Gather every line that includes the word "Setting", please.

▶ **Saved entries**
┄┄┄┄┄┄
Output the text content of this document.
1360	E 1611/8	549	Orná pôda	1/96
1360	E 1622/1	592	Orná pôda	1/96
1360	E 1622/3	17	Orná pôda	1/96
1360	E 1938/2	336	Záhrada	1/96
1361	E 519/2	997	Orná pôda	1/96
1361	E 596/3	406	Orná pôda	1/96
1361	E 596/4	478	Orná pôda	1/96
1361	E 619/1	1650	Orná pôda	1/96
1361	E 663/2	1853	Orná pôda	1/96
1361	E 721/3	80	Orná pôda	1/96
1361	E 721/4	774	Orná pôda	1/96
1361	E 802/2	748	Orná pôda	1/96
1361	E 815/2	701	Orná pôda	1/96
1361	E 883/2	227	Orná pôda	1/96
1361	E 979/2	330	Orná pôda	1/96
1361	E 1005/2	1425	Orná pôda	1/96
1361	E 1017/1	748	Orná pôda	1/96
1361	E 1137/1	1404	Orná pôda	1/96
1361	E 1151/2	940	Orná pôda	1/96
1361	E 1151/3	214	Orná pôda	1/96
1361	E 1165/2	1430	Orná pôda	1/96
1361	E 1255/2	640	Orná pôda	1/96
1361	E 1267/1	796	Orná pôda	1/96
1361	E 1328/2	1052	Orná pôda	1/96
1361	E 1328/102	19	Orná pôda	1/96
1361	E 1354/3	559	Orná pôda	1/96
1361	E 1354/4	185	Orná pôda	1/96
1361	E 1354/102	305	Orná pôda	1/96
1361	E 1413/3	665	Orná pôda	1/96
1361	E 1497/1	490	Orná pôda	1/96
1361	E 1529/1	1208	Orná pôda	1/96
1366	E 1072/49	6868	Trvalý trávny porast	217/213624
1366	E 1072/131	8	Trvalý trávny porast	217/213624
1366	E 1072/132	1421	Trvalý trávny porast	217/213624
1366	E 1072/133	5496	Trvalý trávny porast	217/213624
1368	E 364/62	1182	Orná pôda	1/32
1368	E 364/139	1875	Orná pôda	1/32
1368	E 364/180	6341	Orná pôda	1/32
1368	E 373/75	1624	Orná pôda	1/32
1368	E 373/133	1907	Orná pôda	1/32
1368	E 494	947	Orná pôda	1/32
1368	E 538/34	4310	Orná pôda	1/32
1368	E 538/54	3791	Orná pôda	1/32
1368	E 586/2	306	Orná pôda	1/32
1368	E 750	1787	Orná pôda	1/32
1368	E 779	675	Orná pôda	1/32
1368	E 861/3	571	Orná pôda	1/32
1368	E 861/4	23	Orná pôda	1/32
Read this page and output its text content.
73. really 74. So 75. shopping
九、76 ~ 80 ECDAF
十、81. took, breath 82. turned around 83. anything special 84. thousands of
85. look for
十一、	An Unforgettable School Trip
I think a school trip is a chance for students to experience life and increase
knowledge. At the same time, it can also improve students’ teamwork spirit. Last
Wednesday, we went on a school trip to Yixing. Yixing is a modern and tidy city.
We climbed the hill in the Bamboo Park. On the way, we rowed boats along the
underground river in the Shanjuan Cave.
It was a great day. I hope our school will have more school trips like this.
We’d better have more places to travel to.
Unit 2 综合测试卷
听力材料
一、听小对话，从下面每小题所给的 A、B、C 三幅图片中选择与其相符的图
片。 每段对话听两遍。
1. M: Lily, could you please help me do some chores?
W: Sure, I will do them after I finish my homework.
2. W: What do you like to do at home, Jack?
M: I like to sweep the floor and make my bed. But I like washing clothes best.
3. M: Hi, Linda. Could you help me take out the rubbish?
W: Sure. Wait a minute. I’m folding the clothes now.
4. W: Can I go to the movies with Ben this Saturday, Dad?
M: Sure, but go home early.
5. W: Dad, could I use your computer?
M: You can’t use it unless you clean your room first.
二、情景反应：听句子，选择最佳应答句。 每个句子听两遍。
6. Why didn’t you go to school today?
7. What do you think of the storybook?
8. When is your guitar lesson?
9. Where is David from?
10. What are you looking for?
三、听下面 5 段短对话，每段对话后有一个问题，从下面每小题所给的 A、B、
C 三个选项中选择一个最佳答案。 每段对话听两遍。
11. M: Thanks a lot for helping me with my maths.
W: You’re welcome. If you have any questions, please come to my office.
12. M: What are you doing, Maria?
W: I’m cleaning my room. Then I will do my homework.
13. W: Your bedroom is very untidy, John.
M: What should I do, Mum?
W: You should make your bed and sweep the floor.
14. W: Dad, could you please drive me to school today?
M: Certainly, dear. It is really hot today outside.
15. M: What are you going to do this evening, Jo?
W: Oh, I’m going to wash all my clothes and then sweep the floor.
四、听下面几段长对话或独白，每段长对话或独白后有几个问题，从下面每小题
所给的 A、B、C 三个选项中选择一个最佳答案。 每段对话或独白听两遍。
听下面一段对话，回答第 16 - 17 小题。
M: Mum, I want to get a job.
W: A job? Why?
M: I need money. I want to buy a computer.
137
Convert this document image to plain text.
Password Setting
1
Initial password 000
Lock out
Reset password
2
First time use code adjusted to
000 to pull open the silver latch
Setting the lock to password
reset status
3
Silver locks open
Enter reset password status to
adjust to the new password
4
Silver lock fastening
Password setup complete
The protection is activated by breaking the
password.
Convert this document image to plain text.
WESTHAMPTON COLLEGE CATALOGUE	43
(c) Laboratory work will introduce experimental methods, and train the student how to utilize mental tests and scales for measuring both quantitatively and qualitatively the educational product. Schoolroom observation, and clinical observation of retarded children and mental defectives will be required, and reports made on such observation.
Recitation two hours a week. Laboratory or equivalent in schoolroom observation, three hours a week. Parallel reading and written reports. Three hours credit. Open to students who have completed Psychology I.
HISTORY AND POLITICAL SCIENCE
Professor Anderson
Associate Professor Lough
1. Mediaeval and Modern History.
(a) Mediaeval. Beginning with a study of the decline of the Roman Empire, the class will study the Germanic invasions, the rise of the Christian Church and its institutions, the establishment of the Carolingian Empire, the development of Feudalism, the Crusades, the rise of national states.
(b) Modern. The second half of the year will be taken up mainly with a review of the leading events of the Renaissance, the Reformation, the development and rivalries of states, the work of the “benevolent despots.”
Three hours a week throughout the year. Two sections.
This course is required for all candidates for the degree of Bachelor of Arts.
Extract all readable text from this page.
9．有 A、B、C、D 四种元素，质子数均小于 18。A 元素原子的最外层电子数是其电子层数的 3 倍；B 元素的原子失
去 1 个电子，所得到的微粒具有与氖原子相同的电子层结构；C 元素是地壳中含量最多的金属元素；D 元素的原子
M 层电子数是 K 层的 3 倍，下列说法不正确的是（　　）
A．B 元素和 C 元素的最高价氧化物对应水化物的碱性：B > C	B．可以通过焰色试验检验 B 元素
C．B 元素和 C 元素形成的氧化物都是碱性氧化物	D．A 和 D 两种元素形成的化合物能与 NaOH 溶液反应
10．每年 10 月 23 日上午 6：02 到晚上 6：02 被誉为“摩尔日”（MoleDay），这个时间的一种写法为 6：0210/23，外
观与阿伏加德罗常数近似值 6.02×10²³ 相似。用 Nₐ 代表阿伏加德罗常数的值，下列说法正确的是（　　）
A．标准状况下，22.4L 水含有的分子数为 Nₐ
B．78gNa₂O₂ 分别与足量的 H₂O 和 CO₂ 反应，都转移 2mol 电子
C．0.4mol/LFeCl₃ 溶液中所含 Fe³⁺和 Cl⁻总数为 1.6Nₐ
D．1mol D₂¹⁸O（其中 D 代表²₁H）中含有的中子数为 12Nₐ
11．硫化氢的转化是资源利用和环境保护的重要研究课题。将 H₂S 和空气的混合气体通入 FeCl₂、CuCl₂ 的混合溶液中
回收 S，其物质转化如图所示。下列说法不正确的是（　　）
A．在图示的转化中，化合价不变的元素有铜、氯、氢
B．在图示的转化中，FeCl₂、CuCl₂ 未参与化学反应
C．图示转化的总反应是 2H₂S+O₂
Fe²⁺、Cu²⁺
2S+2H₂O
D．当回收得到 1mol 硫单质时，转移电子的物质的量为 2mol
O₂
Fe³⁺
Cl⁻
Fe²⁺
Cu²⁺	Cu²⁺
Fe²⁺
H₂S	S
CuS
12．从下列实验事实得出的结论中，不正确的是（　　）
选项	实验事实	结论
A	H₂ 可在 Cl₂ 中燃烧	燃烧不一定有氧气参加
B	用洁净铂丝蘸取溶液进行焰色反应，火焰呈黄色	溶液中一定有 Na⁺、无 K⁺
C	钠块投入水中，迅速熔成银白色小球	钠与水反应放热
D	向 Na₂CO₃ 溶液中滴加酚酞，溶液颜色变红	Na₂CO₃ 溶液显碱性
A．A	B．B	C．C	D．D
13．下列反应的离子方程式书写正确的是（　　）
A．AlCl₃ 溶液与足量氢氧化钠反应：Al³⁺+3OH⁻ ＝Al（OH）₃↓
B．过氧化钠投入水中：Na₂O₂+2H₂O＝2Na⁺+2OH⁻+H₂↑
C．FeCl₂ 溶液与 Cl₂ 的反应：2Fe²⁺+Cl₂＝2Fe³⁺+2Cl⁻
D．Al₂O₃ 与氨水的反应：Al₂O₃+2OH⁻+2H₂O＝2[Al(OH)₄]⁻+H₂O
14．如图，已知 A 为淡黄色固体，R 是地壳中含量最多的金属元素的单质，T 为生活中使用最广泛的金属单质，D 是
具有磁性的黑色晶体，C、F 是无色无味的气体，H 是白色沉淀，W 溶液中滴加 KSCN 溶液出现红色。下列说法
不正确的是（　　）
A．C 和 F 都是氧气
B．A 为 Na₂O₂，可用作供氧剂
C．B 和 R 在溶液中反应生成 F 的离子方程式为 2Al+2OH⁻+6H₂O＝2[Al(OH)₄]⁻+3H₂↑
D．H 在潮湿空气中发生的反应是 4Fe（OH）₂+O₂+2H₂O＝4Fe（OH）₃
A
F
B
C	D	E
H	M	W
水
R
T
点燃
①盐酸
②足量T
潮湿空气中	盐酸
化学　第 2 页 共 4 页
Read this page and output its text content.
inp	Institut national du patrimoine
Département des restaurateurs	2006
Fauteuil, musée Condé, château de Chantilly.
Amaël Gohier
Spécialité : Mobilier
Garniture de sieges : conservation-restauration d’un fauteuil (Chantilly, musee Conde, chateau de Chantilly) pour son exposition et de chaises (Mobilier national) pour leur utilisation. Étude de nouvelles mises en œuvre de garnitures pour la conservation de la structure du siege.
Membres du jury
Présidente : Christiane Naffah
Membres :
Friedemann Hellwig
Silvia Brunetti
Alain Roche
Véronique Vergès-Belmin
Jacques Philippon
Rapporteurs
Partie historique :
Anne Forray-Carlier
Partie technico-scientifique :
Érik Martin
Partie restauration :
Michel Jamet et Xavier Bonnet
┄┄┄┄┄┄
▶ **FINAL ANSWER**
Password Setting
Setting the lock to password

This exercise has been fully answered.